── Data shown ──
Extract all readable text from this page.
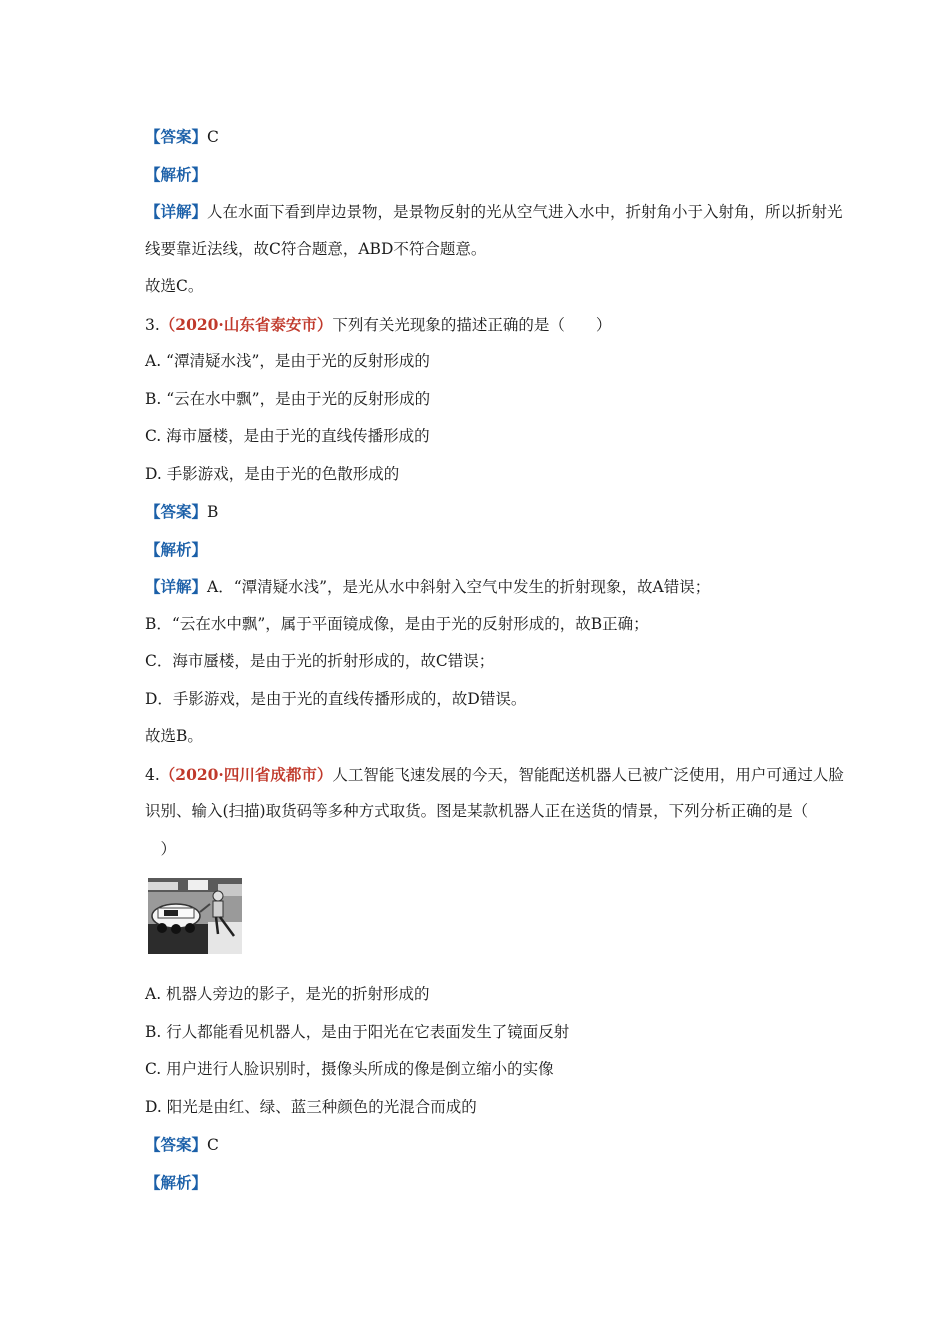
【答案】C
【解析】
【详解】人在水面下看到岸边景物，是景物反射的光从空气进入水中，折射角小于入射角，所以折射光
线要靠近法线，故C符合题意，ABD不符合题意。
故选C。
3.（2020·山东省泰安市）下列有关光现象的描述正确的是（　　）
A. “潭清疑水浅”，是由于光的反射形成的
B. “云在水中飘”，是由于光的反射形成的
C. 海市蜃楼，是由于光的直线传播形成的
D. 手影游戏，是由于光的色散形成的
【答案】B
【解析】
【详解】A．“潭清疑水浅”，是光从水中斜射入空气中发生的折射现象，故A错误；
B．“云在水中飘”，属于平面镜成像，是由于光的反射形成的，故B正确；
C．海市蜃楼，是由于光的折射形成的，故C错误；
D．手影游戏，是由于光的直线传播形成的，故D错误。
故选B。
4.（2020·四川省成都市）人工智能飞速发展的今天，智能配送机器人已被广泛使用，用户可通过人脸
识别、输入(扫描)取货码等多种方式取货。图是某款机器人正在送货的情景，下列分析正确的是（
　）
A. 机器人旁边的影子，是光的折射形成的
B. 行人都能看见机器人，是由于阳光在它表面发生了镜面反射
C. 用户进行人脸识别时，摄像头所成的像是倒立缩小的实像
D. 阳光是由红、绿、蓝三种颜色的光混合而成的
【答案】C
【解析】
───
= What to work on =
Which lines hold the word "海市蜃楼"? Copy each of them from the records.

= Task solution =
C. 海市蜃楼，是由于光的直线传播形成的
C．海市蜃楼，是由于光的折射形成的，故C错误；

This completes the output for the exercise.